- _Work to do_
Lift out each line of the data that holds "reviews".
-- Start of Entries shown --
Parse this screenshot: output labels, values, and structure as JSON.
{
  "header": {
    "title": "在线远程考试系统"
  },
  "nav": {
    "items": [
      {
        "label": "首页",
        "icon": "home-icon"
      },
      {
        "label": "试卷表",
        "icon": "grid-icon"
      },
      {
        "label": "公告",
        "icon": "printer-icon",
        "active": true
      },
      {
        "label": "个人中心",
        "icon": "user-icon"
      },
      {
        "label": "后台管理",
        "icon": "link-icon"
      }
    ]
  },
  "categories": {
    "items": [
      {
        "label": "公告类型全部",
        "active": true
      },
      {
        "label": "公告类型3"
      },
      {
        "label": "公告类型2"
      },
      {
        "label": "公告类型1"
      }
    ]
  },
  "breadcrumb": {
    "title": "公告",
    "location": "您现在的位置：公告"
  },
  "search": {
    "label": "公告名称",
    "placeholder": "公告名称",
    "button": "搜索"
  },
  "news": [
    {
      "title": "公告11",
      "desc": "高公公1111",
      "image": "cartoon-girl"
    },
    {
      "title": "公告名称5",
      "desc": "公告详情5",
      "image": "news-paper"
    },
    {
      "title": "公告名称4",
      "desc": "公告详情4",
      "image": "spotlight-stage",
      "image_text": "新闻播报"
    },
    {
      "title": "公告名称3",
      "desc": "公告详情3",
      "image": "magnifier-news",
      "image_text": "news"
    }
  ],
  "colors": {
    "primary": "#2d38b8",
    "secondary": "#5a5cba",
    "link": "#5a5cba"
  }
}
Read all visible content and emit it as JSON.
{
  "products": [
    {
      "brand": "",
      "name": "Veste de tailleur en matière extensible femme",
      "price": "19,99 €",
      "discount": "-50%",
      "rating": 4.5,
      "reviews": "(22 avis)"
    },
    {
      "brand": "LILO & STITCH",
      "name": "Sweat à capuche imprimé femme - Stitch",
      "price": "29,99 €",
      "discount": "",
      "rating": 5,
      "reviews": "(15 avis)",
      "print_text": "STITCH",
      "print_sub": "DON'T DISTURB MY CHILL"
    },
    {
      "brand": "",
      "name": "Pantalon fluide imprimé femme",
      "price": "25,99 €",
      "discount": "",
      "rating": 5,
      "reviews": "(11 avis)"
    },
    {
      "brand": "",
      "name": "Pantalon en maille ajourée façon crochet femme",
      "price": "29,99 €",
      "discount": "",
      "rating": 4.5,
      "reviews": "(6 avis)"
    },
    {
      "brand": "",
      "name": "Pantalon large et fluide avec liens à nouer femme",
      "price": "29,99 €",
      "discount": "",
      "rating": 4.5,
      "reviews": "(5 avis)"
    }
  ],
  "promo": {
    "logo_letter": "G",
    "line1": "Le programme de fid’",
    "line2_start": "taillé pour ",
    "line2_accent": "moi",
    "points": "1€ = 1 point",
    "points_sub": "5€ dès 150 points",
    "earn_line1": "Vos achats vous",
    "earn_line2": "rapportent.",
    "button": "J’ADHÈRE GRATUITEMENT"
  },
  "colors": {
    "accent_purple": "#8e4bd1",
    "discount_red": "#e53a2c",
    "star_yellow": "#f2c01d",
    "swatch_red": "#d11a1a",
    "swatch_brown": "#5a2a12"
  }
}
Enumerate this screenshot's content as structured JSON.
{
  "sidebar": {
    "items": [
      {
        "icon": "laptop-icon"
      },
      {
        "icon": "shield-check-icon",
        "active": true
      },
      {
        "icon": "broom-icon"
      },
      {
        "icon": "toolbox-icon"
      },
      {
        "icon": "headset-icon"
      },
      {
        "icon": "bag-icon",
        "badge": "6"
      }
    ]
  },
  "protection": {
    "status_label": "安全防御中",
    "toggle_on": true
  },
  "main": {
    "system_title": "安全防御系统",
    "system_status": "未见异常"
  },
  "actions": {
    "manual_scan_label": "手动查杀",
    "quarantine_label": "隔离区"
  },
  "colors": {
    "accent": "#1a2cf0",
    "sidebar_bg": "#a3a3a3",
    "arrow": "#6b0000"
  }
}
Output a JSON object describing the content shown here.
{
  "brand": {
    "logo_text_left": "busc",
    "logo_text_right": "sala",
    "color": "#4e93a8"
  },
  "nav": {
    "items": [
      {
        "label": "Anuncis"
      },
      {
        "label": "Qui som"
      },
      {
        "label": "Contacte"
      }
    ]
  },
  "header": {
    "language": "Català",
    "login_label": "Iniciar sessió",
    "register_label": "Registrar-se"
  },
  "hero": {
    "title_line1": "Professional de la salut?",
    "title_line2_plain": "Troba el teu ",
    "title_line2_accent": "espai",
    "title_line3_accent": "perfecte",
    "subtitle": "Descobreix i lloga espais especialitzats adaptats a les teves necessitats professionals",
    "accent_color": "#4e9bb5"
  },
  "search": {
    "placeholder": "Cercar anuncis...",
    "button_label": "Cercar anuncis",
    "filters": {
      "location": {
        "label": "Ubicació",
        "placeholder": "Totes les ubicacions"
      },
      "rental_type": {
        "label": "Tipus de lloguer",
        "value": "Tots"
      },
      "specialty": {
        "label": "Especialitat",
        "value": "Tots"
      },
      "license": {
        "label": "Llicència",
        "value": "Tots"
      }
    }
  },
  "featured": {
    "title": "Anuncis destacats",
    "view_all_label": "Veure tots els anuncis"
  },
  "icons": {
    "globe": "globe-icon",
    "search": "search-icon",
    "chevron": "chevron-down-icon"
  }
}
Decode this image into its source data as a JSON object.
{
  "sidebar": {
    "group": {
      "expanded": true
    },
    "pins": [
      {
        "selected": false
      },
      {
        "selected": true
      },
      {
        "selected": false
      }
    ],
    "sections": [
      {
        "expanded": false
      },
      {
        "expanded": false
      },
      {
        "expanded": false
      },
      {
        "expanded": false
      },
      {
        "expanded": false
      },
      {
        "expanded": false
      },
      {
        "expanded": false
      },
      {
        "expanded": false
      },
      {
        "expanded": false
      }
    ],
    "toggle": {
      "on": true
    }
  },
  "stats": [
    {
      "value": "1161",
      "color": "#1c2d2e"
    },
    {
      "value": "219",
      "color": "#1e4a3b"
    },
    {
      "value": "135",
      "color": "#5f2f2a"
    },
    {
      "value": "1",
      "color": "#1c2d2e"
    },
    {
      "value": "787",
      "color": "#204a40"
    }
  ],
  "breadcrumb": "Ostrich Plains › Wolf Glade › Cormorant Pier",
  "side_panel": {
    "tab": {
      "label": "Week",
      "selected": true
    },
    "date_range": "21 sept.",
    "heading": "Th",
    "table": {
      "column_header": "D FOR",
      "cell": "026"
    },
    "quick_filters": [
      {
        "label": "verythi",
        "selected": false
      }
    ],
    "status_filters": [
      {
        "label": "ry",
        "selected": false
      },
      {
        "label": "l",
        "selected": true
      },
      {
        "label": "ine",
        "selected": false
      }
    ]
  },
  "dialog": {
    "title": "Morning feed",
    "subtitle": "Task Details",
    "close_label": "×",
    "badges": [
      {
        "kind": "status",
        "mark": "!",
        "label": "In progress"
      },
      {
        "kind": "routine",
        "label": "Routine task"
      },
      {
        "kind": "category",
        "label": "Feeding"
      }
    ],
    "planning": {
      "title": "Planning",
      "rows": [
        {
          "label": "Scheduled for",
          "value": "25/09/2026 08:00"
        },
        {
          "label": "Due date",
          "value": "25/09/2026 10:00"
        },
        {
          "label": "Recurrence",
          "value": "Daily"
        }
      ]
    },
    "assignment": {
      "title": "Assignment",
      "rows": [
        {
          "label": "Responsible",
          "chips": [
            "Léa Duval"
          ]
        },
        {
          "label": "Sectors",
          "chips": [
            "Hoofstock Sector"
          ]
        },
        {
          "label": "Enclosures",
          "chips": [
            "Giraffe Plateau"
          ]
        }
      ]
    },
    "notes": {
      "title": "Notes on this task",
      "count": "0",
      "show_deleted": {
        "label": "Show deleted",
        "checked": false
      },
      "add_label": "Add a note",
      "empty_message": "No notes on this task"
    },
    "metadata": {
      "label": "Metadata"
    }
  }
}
-- End of Entries shown --
- _Written solution_
      "reviews": "(22 avis)"
      "reviews": "(15 avis)",
      "reviews": "(11 avis)"
      "reviews": "(6 avis)"
      "reviews": "(5 avis)"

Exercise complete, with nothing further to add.